__What is expected__.
All lines below must be repeated exactly, with the pictures omitted.

__Provided records__.

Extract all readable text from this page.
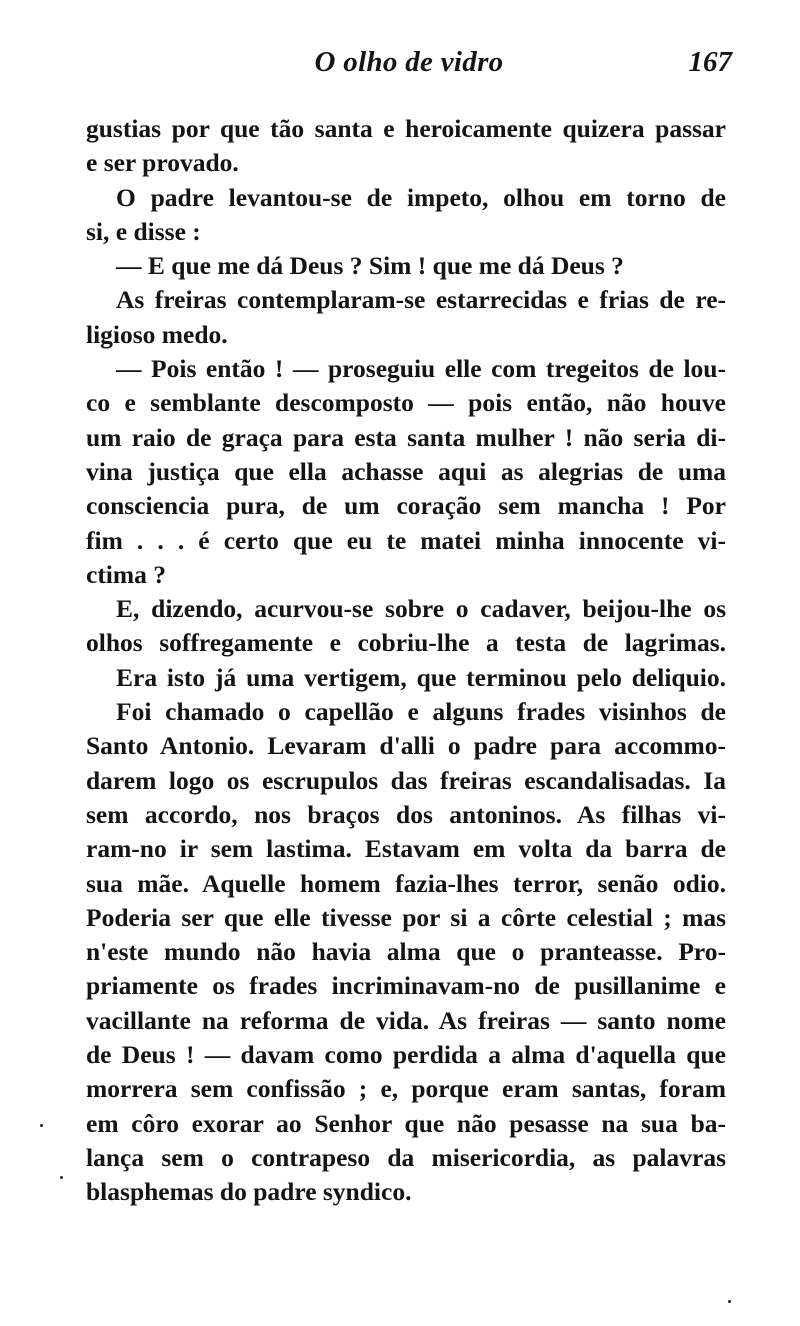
O olho de vidro	167
gustias por que tão santa e heroicamente quizera passar
e ser provado.
O padre levantou-se de impeto, olhou em torno de
si, e disse :
— E que me dá Deus ? Sim ! que me dá Deus ?
As freiras contemplaram-se estarrecidas e frias de re-
ligioso medo.
— Pois então ! — proseguiu elle com tregeitos de lou-
co e semblante descomposto — pois então, não houve
um raio de graça para esta santa mulher ! não seria di-
vina justiça que ella achasse aqui as alegrias de uma
consciencia pura, de um coração sem mancha ! Por
fim . . . é certo que eu te matei minha innocente vi-
ctima ?
E, dizendo, acurvou-se sobre o cadaver, beijou-lhe os
olhos soffregamente e cobriu-lhe a testa de lagrimas.
Era isto já uma vertigem, que terminou pelo deliquio.
Foi chamado o capellão e alguns frades visinhos de
Santo Antonio. Levaram d'alli o padre para accommo-
darem logo os escrupulos das freiras escandalisadas. Ia
sem accordo, nos braços dos antoninos. As filhas vi-
ram-no ir sem lastima. Estavam em volta da barra de
sua mãe. Aquelle homem fazia-lhes terror, senão odio.
Poderia ser que elle tivesse por si a côrte celestial ; mas
n'este mundo não havia alma que o pranteasse. Pro-
priamente os frades incriminavam-no de pusillanime e
vacillante na reforma de vida. As freiras — santo nome
de Deus ! — davam como perdida a alma d'aquella que
morrera sem confissão ; e, porque eram santas, foram
em côro exorar ao Senhor que não pesasse na sua ba-
lança sem o contrapeso da misericordia, as palavras
blasphemas do padre syndico.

__Answer to this task__.
Extract all readable text from this page.
O olho de vidro	167
gustias por que tão santa e heroicamente quizera passar
e ser provado.
O padre levantou-se de impeto, olhou em torno de
si, e disse :
— E que me dá Deus ? Sim ! que me dá Deus ?
As freiras contemplaram-se estarrecidas e frias de re-
ligioso medo.
— Pois então ! — proseguiu elle com tregeitos de lou-
co e semblante descomposto — pois então, não houve
um raio de graça para esta santa mulher ! não seria di-
vina justiça que ella achasse aqui as alegrias de uma
consciencia pura, de um coração sem mancha ! Por
fim . . . é certo que eu te matei minha innocente vi-
ctima ?
E, dizendo, acurvou-se sobre o cadaver, beijou-lhe os
olhos soffregamente e cobriu-lhe a testa de lagrimas.
Era isto já uma vertigem, que terminou pelo deliquio.
Foi chamado o capellão e alguns frades visinhos de
Santo Antonio. Levaram d'alli o padre para accommo-
darem logo os escrupulos das freiras escandalisadas. Ia
sem accordo, nos braços dos antoninos. As filhas vi-
ram-no ir sem lastima. Estavam em volta da barra de
sua mãe. Aquelle homem fazia-lhes terror, senão odio.
Poderia ser que elle tivesse por si a côrte celestial ; mas
n'este mundo não havia alma que o pranteasse. Pro-
priamente os frades incriminavam-no de pusillanime e
vacillante na reforma de vida. As freiras — santo nome
de Deus ! — davam como perdida a alma d'aquella que
morrera sem confissão ; e, porque eram santas, foram
em côro exorar ao Senhor que não pesasse na sua ba-
lança sem o contrapeso da misericordia, as palavras
blasphemas do padre syndico.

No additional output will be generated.